Exercise task
Comb the records below for the string "kind" and copy each line where it turns up.

Material supplied
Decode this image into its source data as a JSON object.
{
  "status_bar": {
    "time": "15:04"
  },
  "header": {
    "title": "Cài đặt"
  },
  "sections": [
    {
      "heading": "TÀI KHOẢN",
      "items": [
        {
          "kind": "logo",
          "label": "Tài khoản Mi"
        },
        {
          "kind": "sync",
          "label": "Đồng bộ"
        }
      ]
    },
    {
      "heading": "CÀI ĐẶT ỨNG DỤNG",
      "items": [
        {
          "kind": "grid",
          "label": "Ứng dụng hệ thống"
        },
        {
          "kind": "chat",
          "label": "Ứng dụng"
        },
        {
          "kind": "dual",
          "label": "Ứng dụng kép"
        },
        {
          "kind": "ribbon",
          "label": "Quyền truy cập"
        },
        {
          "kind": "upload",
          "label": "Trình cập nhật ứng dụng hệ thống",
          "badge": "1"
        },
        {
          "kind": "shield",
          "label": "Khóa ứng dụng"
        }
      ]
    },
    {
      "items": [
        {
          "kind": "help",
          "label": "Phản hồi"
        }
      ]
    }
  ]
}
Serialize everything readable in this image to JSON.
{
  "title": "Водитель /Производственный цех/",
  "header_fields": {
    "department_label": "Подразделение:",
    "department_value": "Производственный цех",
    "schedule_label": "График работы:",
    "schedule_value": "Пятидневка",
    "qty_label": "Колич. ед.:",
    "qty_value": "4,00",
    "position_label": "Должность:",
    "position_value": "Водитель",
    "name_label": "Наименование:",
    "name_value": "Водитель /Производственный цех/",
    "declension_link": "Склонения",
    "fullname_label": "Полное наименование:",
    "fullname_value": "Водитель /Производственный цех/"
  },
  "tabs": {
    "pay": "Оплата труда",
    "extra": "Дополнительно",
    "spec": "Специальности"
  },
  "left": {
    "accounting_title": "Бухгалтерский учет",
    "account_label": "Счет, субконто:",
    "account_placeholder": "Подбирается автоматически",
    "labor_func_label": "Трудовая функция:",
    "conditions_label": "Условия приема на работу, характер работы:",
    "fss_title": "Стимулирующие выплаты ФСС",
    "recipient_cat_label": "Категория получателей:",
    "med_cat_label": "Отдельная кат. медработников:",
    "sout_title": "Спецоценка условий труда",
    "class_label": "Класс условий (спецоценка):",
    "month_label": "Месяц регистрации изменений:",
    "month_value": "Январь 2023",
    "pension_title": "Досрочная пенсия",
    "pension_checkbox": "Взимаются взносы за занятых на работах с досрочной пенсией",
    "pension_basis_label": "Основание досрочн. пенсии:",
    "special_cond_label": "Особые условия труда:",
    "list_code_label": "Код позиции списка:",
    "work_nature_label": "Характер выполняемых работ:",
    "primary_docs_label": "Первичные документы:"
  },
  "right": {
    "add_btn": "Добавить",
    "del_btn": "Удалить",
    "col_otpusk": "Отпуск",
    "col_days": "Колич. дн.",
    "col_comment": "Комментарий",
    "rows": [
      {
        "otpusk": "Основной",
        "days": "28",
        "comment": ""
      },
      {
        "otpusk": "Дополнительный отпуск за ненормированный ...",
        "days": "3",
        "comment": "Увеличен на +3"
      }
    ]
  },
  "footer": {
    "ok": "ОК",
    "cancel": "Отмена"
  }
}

Problem solution
          "kind": "logo",
          "kind": "sync",
          "kind": "grid",
          "kind": "chat",
          "kind": "dual",
          "kind": "ribbon",
          "kind": "upload",
          "kind": "shield",
          "kind": "help",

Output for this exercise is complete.